▶ [PROBLEM DESCRIPTION]:
Print the entire listing. Each line must match the original exactly.

Dataset items
-- Start --

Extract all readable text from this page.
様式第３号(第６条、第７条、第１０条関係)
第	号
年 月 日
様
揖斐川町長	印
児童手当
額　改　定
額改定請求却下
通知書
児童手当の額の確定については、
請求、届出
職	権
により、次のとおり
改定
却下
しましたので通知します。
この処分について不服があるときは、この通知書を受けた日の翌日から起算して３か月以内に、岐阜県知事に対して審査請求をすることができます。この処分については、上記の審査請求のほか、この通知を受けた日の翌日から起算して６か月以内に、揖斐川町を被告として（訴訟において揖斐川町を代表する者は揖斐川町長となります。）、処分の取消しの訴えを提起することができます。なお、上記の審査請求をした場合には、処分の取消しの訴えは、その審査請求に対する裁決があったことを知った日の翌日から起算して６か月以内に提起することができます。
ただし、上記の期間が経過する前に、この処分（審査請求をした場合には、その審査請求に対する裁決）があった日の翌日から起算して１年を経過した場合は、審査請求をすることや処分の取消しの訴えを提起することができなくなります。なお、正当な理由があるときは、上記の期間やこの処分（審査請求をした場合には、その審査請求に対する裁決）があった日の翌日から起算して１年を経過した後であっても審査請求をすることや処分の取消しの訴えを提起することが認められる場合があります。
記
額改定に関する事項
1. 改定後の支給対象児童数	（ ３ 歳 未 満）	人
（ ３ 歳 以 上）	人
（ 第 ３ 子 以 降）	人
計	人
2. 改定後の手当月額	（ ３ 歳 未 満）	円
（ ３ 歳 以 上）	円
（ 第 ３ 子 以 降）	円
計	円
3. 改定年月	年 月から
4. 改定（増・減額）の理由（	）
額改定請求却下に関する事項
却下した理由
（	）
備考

-- End --

▶ [EXERCISE SOLUTION]:
Extract all readable text from this page.
様式第３号(第６条、第７条、第１０条関係)
第	号
年 月 日
様
揖斐川町長	印
児童手当
額　改　定
額改定請求却下
通知書
児童手当の額の確定については、
請求、届出
職	権
により、次のとおり
改定
却下
しましたので通知します。
この処分について不服があるときは、この通知書を受けた日の翌日から起算して３か月以内に、岐阜県知事に対して審査請求をすることができます。この処分については、上記の審査請求のほか、この通知を受けた日の翌日から起算して６か月以内に、揖斐川町を被告として（訴訟において揖斐川町を代表する者は揖斐川町長となります。）、処分の取消しの訴えを提起することができます。なお、上記の審査請求をした場合には、処分の取消しの訴えは、その審査請求に対する裁決があったことを知った日の翌日から起算して６か月以内に提起することができます。
ただし、上記の期間が経過する前に、この処分（審査請求をした場合には、その審査請求に対する裁決）があった日の翌日から起算して１年を経過した場合は、審査請求をすることや処分の取消しの訴えを提起することができなくなります。なお、正当な理由があるときは、上記の期間やこの処分（審査請求をした場合には、その審査請求に対する裁決）があった日の翌日から起算して１年を経過した後であっても審査請求をすることや処分の取消しの訴えを提起することが認められる場合があります。
記
額改定に関する事項
1. 改定後の支給対象児童数	（ ３ 歳 未 満）	人
（ ３ 歳 以 上）	人
（ 第 ３ 子 以 降）	人
計	人
2. 改定後の手当月額	（ ３ 歳 未 満）	円
（ ３ 歳 以 上）	円
（ 第 ３ 子 以 降）	円
計	円
3. 改定年月	年 月から
4. 改定（増・減額）の理由（	）
額改定請求却下に関する事項
却下した理由
（	）
備考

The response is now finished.